▶ **RECORDED DATA**
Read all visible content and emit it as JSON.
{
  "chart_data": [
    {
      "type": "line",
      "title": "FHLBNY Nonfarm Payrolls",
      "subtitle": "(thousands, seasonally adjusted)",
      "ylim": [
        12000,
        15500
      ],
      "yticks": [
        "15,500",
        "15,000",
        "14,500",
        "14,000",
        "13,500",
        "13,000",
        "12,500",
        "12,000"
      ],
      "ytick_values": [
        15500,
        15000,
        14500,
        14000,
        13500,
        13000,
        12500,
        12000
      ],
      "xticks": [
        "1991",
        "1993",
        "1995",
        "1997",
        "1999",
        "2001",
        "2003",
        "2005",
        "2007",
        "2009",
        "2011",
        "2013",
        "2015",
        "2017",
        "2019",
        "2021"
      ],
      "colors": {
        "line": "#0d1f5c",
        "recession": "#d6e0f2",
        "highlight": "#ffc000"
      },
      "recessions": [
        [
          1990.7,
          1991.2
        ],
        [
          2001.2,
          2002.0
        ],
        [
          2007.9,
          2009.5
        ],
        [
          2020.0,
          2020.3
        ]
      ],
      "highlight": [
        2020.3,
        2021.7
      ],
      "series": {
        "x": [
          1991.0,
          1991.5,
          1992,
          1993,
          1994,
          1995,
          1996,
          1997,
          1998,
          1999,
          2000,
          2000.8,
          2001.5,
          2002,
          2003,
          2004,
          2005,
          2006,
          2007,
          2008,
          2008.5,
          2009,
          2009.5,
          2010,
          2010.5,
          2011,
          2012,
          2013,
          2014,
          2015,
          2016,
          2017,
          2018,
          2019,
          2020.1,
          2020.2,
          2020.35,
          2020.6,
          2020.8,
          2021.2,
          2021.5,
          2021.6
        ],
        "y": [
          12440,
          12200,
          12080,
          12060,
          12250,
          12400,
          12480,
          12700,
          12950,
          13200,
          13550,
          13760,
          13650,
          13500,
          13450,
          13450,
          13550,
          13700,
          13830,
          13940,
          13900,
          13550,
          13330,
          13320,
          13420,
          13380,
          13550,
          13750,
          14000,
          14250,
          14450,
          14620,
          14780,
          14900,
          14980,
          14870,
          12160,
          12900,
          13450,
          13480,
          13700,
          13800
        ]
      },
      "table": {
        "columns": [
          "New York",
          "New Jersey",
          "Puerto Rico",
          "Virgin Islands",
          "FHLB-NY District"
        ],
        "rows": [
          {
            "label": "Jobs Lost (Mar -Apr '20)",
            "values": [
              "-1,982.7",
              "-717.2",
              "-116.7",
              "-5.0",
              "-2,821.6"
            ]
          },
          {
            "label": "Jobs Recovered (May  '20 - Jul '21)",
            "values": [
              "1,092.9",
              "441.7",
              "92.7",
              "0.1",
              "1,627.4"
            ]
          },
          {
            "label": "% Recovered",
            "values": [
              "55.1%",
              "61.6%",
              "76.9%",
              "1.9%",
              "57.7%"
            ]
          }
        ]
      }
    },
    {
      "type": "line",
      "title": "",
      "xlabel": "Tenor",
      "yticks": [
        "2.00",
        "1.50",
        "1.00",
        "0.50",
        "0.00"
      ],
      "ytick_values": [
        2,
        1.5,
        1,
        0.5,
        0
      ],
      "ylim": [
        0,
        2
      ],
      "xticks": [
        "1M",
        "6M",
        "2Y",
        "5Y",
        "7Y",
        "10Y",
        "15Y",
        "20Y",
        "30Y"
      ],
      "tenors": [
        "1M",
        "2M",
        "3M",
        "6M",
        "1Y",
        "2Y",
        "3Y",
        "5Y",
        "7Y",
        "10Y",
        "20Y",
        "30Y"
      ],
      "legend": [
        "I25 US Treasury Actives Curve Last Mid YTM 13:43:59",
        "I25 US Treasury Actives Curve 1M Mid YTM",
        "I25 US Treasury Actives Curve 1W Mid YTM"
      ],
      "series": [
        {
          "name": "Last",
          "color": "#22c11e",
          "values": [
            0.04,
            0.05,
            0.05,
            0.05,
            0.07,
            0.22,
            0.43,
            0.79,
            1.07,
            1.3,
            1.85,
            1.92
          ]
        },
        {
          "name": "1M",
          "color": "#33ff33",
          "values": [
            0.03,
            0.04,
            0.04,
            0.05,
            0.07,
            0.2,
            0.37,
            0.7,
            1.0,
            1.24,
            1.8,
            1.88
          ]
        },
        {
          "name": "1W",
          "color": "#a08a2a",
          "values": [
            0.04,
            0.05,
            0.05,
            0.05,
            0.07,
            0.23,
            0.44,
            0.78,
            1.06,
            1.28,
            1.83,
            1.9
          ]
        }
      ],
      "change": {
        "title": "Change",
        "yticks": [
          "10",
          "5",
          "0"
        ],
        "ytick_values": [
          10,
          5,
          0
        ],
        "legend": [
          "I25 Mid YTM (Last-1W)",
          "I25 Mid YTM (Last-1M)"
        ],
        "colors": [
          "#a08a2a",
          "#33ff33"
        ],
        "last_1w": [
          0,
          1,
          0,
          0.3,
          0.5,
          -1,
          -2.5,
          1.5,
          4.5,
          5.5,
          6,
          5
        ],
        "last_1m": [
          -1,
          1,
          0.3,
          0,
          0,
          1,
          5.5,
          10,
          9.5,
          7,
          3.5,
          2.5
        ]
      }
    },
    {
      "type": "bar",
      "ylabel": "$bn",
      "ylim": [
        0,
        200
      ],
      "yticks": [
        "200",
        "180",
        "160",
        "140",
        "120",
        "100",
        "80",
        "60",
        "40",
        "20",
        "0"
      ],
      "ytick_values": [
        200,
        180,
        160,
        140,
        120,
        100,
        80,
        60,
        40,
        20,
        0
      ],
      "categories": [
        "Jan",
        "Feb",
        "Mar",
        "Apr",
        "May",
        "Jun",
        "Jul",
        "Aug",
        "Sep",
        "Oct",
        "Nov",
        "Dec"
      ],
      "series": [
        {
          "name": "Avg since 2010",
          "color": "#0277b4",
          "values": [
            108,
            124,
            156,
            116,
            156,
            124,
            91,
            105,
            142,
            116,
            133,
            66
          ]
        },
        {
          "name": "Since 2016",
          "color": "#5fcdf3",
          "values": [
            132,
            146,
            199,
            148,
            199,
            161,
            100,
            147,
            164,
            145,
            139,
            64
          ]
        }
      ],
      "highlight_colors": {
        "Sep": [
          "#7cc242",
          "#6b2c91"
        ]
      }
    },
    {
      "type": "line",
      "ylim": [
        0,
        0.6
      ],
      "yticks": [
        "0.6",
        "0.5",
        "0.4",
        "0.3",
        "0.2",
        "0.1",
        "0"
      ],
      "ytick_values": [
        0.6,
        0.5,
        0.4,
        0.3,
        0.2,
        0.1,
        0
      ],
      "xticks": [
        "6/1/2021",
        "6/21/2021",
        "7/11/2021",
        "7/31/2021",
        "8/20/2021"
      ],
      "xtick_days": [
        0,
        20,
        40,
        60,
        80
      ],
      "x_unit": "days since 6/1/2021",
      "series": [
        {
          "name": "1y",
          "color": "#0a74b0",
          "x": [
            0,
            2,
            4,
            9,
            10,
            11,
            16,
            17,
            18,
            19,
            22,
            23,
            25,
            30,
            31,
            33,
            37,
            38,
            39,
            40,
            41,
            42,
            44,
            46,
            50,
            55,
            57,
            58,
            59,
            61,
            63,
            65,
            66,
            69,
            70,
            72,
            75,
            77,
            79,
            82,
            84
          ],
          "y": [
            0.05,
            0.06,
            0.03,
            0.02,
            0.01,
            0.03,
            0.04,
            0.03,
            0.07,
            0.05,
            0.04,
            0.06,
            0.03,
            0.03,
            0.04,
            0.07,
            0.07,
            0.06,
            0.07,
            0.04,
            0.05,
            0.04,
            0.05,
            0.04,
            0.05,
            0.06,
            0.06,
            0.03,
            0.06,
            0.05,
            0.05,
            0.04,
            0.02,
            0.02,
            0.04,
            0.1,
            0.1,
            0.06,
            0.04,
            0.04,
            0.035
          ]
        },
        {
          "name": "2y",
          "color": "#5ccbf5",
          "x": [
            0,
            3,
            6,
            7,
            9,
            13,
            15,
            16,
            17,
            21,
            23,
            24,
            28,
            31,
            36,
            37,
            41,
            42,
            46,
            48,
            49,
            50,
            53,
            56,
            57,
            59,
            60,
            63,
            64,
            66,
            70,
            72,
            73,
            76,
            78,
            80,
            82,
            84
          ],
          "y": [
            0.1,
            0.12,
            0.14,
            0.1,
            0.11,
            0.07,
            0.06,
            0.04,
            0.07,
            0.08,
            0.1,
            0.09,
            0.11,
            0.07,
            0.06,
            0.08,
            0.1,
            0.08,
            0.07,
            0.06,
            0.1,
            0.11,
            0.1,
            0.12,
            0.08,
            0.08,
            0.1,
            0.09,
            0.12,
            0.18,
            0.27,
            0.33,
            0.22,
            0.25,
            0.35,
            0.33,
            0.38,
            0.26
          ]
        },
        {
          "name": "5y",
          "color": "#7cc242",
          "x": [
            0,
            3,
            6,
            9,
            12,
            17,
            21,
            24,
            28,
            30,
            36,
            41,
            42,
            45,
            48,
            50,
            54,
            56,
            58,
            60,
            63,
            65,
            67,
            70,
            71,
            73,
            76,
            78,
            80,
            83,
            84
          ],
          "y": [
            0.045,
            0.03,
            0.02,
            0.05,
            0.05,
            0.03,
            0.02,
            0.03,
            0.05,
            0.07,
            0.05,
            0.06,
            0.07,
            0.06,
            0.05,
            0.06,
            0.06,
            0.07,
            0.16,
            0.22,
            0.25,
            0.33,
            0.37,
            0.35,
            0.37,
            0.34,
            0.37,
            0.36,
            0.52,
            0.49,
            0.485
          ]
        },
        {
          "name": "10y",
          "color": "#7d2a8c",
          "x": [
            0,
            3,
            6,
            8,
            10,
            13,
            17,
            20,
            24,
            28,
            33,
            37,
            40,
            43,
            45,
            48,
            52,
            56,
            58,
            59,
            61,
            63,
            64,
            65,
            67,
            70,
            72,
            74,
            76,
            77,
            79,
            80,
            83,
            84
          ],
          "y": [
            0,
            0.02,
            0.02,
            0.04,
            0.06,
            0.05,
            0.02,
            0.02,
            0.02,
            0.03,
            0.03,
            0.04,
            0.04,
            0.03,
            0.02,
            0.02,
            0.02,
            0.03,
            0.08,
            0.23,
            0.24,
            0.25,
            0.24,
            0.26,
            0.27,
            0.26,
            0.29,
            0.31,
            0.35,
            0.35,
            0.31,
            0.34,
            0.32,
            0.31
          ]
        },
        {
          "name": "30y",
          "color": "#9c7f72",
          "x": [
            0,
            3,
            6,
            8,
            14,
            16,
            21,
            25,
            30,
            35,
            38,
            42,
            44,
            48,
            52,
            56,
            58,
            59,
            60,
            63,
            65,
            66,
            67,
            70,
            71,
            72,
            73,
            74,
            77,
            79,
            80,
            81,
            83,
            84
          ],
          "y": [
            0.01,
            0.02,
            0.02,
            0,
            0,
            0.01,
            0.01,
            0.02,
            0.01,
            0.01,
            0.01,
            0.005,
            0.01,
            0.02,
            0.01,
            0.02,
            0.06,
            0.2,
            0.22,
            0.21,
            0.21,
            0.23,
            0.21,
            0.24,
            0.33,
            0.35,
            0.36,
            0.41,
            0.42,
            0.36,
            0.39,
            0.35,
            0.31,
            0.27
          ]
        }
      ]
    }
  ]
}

▶ **TASK TO CARRY OUT**
From the entries above, select each line containing the string "Jobs".

▶ **SOLUTION**
            "label": "Jobs Lost (Mar -Apr '20)",
            "label": "Jobs Recovered (May  '20 - Jul '21)",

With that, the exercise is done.